▸ **TASK**: Output all records precisely as written.

▸ **MATERIAL TO PROCESS**:
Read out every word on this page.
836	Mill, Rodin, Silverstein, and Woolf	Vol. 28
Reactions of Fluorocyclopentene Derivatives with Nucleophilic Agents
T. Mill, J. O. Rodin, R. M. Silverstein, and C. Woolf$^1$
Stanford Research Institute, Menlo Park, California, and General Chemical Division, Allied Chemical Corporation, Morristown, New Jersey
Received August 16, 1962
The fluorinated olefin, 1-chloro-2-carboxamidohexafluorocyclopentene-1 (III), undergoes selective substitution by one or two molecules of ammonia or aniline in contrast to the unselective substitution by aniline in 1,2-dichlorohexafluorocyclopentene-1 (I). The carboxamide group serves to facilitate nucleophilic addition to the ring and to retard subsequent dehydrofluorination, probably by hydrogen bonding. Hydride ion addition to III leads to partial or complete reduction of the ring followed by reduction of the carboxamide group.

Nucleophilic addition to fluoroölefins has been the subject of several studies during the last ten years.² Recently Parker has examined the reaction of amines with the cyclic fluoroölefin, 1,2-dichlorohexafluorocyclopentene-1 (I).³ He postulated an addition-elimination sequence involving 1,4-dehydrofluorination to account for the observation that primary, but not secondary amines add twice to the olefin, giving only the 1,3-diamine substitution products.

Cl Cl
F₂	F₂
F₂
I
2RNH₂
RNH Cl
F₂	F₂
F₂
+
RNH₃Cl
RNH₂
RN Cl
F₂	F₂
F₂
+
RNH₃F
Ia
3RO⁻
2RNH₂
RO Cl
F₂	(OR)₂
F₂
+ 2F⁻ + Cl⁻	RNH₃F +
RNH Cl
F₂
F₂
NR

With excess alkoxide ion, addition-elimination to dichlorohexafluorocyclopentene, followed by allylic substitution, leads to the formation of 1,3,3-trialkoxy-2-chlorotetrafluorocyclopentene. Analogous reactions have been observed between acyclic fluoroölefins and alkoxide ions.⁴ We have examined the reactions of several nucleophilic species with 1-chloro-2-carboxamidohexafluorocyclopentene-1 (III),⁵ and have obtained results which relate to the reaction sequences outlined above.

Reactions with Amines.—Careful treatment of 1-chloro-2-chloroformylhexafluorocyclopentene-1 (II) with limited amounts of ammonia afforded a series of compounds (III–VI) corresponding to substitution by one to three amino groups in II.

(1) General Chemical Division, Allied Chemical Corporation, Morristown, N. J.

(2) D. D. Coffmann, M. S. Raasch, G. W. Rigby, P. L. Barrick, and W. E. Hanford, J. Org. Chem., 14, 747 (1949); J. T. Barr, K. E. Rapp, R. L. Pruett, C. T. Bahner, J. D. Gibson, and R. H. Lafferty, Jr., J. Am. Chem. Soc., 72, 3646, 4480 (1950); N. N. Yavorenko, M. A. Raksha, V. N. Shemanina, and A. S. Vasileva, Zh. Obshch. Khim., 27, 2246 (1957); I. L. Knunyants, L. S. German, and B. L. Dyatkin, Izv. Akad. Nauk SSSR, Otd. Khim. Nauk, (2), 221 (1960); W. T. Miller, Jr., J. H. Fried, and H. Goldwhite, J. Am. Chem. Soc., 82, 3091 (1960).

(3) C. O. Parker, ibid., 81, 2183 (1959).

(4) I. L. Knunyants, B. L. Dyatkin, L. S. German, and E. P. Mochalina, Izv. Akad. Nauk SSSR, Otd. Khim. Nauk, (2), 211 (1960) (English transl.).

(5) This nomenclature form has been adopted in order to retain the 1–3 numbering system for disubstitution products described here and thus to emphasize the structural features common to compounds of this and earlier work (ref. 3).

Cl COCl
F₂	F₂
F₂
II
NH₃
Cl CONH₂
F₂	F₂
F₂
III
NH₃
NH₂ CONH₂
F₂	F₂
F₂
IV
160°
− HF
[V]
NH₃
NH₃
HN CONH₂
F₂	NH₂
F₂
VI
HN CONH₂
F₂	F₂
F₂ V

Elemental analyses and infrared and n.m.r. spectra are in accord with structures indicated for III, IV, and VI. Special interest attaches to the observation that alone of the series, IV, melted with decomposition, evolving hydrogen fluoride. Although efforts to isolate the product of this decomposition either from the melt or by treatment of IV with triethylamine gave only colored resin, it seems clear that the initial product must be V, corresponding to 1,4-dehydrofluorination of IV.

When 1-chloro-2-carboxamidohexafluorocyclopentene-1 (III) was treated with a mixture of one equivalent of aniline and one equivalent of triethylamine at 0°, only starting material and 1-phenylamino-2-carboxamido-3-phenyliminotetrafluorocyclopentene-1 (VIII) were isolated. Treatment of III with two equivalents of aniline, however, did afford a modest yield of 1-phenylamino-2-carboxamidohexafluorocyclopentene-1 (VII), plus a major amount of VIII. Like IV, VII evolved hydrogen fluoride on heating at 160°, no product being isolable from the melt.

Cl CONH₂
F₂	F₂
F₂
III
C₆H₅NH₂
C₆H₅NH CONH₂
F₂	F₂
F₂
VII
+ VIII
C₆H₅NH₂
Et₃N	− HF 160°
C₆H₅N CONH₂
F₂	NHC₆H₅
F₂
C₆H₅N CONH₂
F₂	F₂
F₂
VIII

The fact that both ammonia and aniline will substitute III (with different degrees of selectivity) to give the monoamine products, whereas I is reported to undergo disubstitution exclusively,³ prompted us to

▸ **FINISHED EXERCISE**:
Read out every word on this page.
836	Mill, Rodin, Silverstein, and Woolf	Vol. 28
Reactions of Fluorocyclopentene Derivatives with Nucleophilic Agents
T. Mill, J. O. Rodin, R. M. Silverstein, and C. Woolf$^1$
Stanford Research Institute, Menlo Park, California, and General Chemical Division, Allied Chemical Corporation, Morristown, New Jersey
Received August 16, 1962
The fluorinated olefin, 1-chloro-2-carboxamidohexafluorocyclopentene-1 (III), undergoes selective substitution by one or two molecules of ammonia or aniline in contrast to the unselective substitution by aniline in 1,2-dichlorohexafluorocyclopentene-1 (I). The carboxamide group serves to facilitate nucleophilic addition to the ring and to retard subsequent dehydrofluorination, probably by hydrogen bonding. Hydride ion addition to III leads to partial or complete reduction of the ring followed by reduction of the carboxamide group.

Nucleophilic addition to fluoroölefins has been the subject of several studies during the last ten years.² Recently Parker has examined the reaction of amines with the cyclic fluoroölefin, 1,2-dichlorohexafluorocyclopentene-1 (I).³ He postulated an addition-elimination sequence involving 1,4-dehydrofluorination to account for the observation that primary, but not secondary amines add twice to the olefin, giving only the 1,3-diamine substitution products.

Cl Cl
F₂	F₂
F₂
I
2RNH₂
RNH Cl
F₂	F₂
F₂
+
RNH₃Cl
RNH₂
RN Cl
F₂	F₂
F₂
+
RNH₃F
Ia
3RO⁻
2RNH₂
RO Cl
F₂	(OR)₂
F₂
+ 2F⁻ + Cl⁻	RNH₃F +
RNH Cl
F₂
F₂
NR

With excess alkoxide ion, addition-elimination to dichlorohexafluorocyclopentene, followed by allylic substitution, leads to the formation of 1,3,3-trialkoxy-2-chlorotetrafluorocyclopentene. Analogous reactions have been observed between acyclic fluoroölefins and alkoxide ions.⁴ We have examined the reactions of several nucleophilic species with 1-chloro-2-carboxamidohexafluorocyclopentene-1 (III),⁵ and have obtained results which relate to the reaction sequences outlined above.

Reactions with Amines.—Careful treatment of 1-chloro-2-chloroformylhexafluorocyclopentene-1 (II) with limited amounts of ammonia afforded a series of compounds (III–VI) corresponding to substitution by one to three amino groups in II.

(1) General Chemical Division, Allied Chemical Corporation, Morristown, N. J.

(2) D. D. Coffmann, M. S. Raasch, G. W. Rigby, P. L. Barrick, and W. E. Hanford, J. Org. Chem., 14, 747 (1949); J. T. Barr, K. E. Rapp, R. L. Pruett, C. T. Bahner, J. D. Gibson, and R. H. Lafferty, Jr., J. Am. Chem. Soc., 72, 3646, 4480 (1950); N. N. Yavorenko, M. A. Raksha, V. N. Shemanina, and A. S. Vasileva, Zh. Obshch. Khim., 27, 2246 (1957); I. L. Knunyants, L. S. German, and B. L. Dyatkin, Izv. Akad. Nauk SSSR, Otd. Khim. Nauk, (2), 221 (1960); W. T. Miller, Jr., J. H. Fried, and H. Goldwhite, J. Am. Chem. Soc., 82, 3091 (1960).

(3) C. O. Parker, ibid., 81, 2183 (1959).

(4) I. L. Knunyants, B. L. Dyatkin, L. S. German, and E. P. Mochalina, Izv. Akad. Nauk SSSR, Otd. Khim. Nauk, (2), 211 (1960) (English transl.).

(5) This nomenclature form has been adopted in order to retain the 1–3 numbering system for disubstitution products described here and thus to emphasize the structural features common to compounds of this and earlier work (ref. 3).

Cl COCl
F₂	F₂
F₂
II
NH₃
Cl CONH₂
F₂	F₂
F₂
III
NH₃
NH₂ CONH₂
F₂	F₂
F₂
IV
160°
− HF
[V]
NH₃
NH₃
HN CONH₂
F₂	NH₂
F₂
VI
HN CONH₂
F₂	F₂
F₂ V

Elemental analyses and infrared and n.m.r. spectra are in accord with structures indicated for III, IV, and VI. Special interest attaches to the observation that alone of the series, IV, melted with decomposition, evolving hydrogen fluoride. Although efforts to isolate the product of this decomposition either from the melt or by treatment of IV with triethylamine gave only colored resin, it seems clear that the initial product must be V, corresponding to 1,4-dehydrofluorination of IV.

When 1-chloro-2-carboxamidohexafluorocyclopentene-1 (III) was treated with a mixture of one equivalent of aniline and one equivalent of triethylamine at 0°, only starting material and 1-phenylamino-2-carboxamido-3-phenyliminotetrafluorocyclopentene-1 (VIII) were isolated. Treatment of III with two equivalents of aniline, however, did afford a modest yield of 1-phenylamino-2-carboxamidohexafluorocyclopentene-1 (VII), plus a major amount of VIII. Like IV, VII evolved hydrogen fluoride on heating at 160°, no product being isolable from the melt.

Cl CONH₂
F₂	F₂
F₂
III
C₆H₅NH₂
C₆H₅NH CONH₂
F₂	F₂
F₂
VII
+ VIII
C₆H₅NH₂
Et₃N	− HF 160°
C₆H₅N CONH₂
F₂	NHC₆H₅
F₂
C₆H₅N CONH₂
F₂	F₂
F₂
VIII

The fact that both ammonia and aniline will substitute III (with different degrees of selectivity) to give the monoamine products, whereas I is reported to undergo disubstitution exclusively,³ prompted us to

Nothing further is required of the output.